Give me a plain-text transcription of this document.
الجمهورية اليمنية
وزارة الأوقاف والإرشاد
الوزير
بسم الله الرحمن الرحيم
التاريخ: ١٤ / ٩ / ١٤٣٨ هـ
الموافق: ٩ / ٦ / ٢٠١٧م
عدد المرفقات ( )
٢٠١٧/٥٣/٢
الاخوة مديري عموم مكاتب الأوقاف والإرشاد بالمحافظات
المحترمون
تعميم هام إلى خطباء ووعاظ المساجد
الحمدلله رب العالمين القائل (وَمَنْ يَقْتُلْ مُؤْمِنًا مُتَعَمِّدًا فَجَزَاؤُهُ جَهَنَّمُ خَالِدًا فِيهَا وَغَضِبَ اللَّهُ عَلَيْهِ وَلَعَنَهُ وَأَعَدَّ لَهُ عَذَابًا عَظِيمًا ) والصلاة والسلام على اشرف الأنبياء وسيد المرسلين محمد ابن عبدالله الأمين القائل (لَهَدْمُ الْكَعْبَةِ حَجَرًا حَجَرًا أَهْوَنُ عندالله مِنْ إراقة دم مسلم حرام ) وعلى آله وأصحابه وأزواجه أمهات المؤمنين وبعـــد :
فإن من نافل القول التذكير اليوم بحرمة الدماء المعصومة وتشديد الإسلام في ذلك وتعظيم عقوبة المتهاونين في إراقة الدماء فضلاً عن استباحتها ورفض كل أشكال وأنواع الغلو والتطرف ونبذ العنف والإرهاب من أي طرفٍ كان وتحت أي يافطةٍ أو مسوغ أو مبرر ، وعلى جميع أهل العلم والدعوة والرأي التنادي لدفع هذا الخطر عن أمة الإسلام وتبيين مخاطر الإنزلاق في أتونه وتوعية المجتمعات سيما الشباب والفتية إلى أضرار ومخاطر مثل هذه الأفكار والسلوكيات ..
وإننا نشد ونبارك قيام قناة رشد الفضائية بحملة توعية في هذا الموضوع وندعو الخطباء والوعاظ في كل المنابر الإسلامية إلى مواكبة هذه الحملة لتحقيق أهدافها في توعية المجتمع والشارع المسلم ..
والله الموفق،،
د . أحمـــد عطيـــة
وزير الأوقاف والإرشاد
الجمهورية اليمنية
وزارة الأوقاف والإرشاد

- EXERCISE INSTRUCTIONS -
Search the lines for "والإرشاد". Copy each line that has it.

- OUTPUT BELOW -
وزارة الأوقاف والإرشاد
الاخوة مديري عموم مكاتب الأوقاف والإرشاد بالمحافظات
وزير الأوقاف والإرشاد
وزارة الأوقاف والإرشاد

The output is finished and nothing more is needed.